**Exercise instructions:**
Collect every line of the records below that contains the word "Output".

**Raw records:**

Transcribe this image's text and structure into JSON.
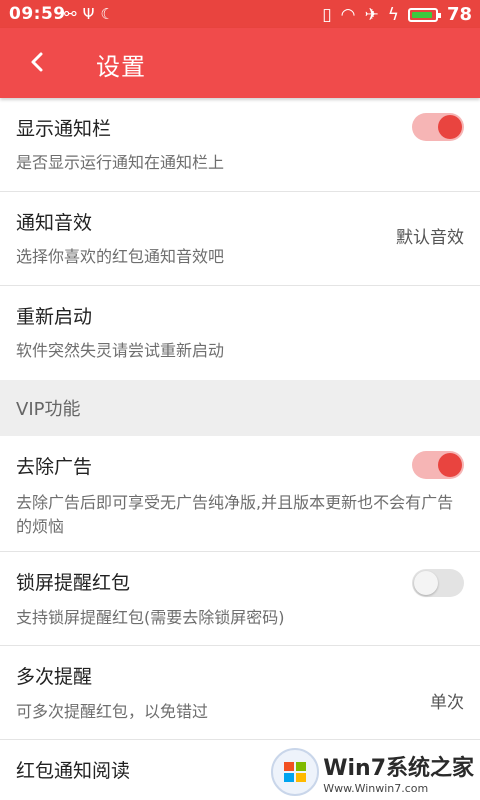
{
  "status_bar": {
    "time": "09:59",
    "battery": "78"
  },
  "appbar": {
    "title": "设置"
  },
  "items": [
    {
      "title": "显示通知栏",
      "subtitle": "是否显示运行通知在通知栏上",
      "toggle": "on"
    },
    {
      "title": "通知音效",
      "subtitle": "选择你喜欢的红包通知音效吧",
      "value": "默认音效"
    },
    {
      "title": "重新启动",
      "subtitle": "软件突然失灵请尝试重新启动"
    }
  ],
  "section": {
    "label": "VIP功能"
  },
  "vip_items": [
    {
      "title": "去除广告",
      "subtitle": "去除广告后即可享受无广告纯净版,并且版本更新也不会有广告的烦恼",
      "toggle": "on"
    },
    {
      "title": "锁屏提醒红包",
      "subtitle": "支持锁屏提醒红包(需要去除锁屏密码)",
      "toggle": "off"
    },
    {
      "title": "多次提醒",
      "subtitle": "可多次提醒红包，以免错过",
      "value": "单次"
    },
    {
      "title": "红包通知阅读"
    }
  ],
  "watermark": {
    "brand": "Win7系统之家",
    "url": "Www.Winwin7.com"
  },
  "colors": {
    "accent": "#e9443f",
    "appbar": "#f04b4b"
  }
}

---

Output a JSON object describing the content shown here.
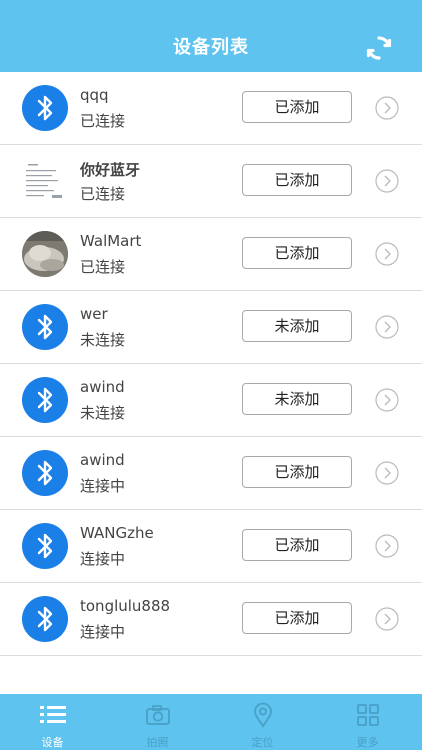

==

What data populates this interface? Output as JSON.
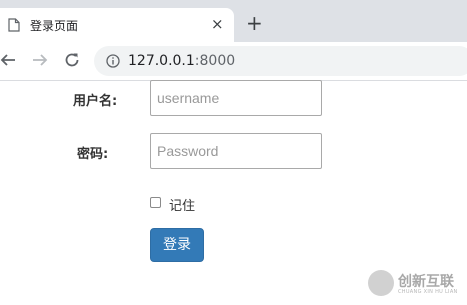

**The response:**
Output a JSON object describing the content shown here.
What data populates this interface? Output as JSON.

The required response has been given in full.